- YOUR TASK -
Report how many lines contain "การบร". Give the number and nothing else.

- EXTRACTED ENTRIES -

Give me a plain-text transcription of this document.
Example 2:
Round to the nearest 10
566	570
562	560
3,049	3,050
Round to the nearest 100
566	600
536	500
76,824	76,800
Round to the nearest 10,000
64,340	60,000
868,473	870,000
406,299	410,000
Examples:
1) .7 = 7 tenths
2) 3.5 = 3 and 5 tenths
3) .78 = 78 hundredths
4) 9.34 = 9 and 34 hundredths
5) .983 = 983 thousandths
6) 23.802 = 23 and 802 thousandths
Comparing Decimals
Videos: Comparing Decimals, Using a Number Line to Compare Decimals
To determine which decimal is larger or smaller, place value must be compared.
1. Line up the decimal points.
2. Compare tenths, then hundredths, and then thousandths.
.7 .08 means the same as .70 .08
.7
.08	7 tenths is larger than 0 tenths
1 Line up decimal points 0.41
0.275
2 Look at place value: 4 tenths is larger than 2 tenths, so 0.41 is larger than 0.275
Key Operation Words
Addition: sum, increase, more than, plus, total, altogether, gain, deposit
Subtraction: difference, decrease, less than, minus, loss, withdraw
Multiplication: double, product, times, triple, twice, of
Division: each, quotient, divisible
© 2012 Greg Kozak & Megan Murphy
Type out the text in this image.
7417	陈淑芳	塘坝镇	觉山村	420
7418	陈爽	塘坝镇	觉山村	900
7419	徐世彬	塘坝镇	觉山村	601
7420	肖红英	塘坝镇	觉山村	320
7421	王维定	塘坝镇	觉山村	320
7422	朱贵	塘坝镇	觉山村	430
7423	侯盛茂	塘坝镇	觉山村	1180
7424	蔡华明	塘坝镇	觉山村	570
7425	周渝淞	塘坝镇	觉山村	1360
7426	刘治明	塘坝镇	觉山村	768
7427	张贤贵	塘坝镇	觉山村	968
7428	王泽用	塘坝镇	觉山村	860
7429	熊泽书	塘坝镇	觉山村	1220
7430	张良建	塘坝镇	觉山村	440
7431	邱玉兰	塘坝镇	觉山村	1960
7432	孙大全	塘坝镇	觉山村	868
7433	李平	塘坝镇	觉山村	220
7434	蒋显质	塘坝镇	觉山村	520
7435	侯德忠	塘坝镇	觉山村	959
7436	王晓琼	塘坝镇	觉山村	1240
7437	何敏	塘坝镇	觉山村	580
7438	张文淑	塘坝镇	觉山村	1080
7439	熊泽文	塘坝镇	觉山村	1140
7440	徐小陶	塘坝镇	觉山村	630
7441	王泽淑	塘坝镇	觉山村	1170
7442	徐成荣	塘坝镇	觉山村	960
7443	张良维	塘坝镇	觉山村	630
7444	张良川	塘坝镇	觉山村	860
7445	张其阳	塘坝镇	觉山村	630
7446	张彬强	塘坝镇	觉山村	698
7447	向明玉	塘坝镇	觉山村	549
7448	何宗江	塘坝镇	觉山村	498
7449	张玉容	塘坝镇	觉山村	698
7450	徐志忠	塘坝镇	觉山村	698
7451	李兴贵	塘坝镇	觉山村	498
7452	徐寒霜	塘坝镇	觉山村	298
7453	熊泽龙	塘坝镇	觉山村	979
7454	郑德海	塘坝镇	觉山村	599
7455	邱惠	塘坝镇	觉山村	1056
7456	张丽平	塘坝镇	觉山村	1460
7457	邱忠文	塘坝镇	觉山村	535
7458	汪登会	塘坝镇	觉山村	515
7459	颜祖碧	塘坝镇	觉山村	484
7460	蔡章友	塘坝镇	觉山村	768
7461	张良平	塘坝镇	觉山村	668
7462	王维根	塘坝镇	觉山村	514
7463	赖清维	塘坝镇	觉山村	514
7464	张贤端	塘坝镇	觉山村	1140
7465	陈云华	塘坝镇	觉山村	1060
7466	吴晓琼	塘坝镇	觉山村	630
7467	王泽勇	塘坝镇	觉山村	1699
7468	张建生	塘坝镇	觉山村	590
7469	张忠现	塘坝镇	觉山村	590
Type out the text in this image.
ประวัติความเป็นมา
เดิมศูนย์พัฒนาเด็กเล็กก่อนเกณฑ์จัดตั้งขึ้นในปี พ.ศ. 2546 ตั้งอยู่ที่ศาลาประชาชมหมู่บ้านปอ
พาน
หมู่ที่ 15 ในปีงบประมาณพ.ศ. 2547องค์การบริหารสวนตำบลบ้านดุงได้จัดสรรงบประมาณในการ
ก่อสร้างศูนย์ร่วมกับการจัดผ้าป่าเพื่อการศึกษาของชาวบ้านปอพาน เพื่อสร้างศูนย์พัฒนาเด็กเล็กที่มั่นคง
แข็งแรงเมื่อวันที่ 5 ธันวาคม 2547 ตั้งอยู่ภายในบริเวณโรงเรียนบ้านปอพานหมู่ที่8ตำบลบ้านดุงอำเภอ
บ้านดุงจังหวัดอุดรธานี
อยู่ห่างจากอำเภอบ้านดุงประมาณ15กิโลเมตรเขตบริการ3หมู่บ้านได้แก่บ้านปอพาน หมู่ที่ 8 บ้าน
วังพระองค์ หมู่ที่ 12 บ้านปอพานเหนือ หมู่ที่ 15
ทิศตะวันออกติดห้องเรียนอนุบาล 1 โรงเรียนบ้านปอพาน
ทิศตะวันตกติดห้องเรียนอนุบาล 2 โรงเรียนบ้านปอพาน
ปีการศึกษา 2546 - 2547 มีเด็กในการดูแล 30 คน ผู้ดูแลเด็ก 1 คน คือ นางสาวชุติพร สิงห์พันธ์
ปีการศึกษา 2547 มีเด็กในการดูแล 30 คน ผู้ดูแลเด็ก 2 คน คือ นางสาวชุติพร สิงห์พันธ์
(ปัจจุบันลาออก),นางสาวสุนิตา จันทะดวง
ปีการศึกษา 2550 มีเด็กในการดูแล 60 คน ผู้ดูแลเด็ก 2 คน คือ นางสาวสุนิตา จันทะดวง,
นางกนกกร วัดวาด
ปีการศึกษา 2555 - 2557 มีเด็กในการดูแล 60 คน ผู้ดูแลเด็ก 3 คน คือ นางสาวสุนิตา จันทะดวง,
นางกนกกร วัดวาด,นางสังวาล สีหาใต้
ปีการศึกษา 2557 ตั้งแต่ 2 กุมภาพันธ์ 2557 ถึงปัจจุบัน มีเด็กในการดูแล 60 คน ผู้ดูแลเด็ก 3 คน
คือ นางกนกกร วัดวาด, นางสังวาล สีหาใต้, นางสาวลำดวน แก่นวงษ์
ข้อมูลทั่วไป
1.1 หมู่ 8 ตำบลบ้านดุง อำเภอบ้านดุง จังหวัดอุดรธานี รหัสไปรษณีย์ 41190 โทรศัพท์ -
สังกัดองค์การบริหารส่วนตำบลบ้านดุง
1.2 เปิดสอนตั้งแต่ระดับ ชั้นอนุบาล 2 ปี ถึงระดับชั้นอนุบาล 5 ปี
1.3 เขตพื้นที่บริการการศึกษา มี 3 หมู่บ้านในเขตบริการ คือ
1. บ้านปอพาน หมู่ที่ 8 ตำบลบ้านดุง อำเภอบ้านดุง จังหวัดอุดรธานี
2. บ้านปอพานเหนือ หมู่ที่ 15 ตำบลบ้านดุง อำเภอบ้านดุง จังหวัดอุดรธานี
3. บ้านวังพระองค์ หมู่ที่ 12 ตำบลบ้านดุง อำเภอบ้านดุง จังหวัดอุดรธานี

- ANSWER TO THE EXERCISE -
2